Every record below is to be retyped exactly.

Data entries

------------

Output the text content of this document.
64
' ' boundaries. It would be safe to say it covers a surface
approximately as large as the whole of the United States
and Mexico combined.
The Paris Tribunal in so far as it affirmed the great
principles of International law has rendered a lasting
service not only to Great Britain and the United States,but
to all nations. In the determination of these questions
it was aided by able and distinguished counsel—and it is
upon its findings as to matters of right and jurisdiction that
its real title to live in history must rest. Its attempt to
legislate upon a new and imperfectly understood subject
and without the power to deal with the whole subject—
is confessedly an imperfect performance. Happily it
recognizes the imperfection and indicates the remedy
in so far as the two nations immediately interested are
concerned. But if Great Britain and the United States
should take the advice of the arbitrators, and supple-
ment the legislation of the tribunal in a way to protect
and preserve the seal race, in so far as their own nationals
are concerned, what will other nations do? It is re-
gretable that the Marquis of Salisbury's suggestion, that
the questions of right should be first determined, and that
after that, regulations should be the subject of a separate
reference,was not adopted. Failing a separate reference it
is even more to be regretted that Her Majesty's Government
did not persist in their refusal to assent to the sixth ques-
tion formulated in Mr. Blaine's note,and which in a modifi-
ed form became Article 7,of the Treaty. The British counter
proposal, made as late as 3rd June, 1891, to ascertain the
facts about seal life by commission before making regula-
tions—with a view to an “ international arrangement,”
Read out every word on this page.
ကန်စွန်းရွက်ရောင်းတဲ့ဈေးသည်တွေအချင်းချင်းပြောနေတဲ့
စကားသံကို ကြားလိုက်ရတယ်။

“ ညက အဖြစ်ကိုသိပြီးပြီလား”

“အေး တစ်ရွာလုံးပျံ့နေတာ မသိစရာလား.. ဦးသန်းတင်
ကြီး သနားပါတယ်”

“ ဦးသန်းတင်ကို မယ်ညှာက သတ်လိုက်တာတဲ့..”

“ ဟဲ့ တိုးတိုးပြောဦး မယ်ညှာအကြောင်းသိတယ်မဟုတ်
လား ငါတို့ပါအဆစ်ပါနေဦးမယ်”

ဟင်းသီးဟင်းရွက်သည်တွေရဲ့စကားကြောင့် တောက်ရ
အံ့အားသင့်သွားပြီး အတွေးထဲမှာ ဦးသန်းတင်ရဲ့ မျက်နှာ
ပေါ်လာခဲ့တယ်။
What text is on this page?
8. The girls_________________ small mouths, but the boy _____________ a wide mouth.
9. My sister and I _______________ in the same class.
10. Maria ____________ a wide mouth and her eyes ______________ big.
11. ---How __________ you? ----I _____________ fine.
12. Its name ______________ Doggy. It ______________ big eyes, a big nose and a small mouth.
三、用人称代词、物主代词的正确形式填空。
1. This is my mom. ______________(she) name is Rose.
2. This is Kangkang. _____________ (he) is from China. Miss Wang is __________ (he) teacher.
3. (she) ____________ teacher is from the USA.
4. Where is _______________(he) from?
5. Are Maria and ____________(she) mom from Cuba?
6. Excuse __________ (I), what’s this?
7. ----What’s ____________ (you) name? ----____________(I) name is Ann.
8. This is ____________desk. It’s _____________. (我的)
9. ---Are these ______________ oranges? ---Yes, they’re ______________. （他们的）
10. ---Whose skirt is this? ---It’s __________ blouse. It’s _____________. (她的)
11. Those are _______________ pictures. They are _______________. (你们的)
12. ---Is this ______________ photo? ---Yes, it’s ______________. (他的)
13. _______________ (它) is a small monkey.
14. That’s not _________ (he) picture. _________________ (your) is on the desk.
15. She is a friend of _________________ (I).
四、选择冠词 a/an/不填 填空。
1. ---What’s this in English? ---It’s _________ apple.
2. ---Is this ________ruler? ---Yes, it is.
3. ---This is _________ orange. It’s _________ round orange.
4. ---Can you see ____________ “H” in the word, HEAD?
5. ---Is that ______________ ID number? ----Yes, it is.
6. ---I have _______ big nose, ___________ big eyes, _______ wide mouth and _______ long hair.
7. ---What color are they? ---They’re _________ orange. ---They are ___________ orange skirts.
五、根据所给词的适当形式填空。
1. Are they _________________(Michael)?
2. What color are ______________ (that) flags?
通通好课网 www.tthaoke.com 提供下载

------------

- WRITTEN ANSWER:
Output the text content of this document.
64
' ' boundaries. It would be safe to say it covers a surface
approximately as large as the whole of the United States
and Mexico combined.
The Paris Tribunal in so far as it affirmed the great
principles of International law has rendered a lasting
service not only to Great Britain and the United States,but
to all nations. In the determination of these questions
it was aided by able and distinguished counsel—and it is
upon its findings as to matters of right and jurisdiction that
its real title to live in history must rest. Its attempt to
legislate upon a new and imperfectly understood subject
and without the power to deal with the whole subject—
is confessedly an imperfect performance. Happily it
recognizes the imperfection and indicates the remedy
in so far as the two nations immediately interested are
concerned. But if Great Britain and the United States
should take the advice of the arbitrators, and supple-
ment the legislation of the tribunal in a way to protect
and preserve the seal race, in so far as their own nationals
are concerned, what will other nations do? It is re-
gretable that the Marquis of Salisbury's suggestion, that
the questions of right should be first determined, and that
after that, regulations should be the subject of a separate
reference,was not adopted. Failing a separate reference it
is even more to be regretted that Her Majesty's Government
did not persist in their refusal to assent to the sixth ques-
tion formulated in Mr. Blaine's note,and which in a modifi-
ed form became Article 7,of the Treaty. The British counter
proposal, made as late as 3rd June, 1891, to ascertain the
facts about seal life by commission before making regula-
tions—with a view to an “ international arrangement,”
Read out every word on this page.
ကန်စွန်းရွက်ရောင်းတဲ့ဈေးသည်တွေအချင်းချင်းပြောနေတဲ့
စကားသံကို ကြားလိုက်ရတယ်။

“ ညက အဖြစ်ကိုသိပြီးပြီလား”

“အေး တစ်ရွာလုံးပျံ့နေတာ မသိစရာလား.. ဦးသန်းတင်
ကြီး သနားပါတယ်”

“ ဦးသန်းတင်ကို မယ်ညှာက သတ်လိုက်တာတဲ့..”

“ ဟဲ့ တိုးတိုးပြောဦး မယ်ညှာအကြောင်းသိတယ်မဟုတ်
လား ငါတို့ပါအဆစ်ပါနေဦးမယ်”

ဟင်းသီးဟင်းရွက်သည်တွေရဲ့စကားကြောင့် တောက်ရ
အံ့အားသင့်သွားပြီး အတွေးထဲမှာ ဦးသန်းတင်ရဲ့ မျက်နှာ
ပေါ်လာခဲ့တယ်။
What text is on this page?
8. The girls_________________ small mouths, but the boy _____________ a wide mouth.
9. My sister and I _______________ in the same class.
10. Maria ____________ a wide mouth and her eyes ______________ big.
11. ---How __________ you? ----I _____________ fine.
12. Its name ______________ Doggy. It ______________ big eyes, a big nose and a small mouth.
三、用人称代词、物主代词的正确形式填空。
1. This is my mom. ______________(she) name is Rose.
2. This is Kangkang. _____________ (he) is from China. Miss Wang is __________ (he) teacher.
3. (she) ____________ teacher is from the USA.
4. Where is _______________(he) from?
5. Are Maria and ____________(she) mom from Cuba?
6. Excuse __________ (I), what’s this?
7. ----What’s ____________ (you) name? ----____________(I) name is Ann.
8. This is ____________desk. It’s _____________. (我的)
9. ---Are these ______________ oranges? ---Yes, they’re ______________. （他们的）
10. ---Whose skirt is this? ---It’s __________ blouse. It’s _____________. (她的)
11. Those are _______________ pictures. They are _______________. (你们的)
12. ---Is this ______________ photo? ---Yes, it’s ______________. (他的)
13. _______________ (它) is a small monkey.
14. That’s not _________ (he) picture. _________________ (your) is on the desk.
15. She is a friend of _________________ (I).
四、选择冠词 a/an/不填 填空。
1. ---What’s this in English? ---It’s _________ apple.
2. ---Is this ________ruler? ---Yes, it is.
3. ---This is _________ orange. It’s _________ round orange.
4. ---Can you see ____________ “H” in the word, HEAD?
5. ---Is that ______________ ID number? ----Yes, it is.
6. ---I have _______ big nose, ___________ big eyes, _______ wide mouth and _______ long hair.
7. ---What color are they? ---They’re _________ orange. ---They are ___________ orange skirts.
五、根据所给词的适当形式填空。
1. Are they _________________(Michael)?
2. What color are ______________ (that) flags?
通通好课网 www.tthaoke.com 提供下载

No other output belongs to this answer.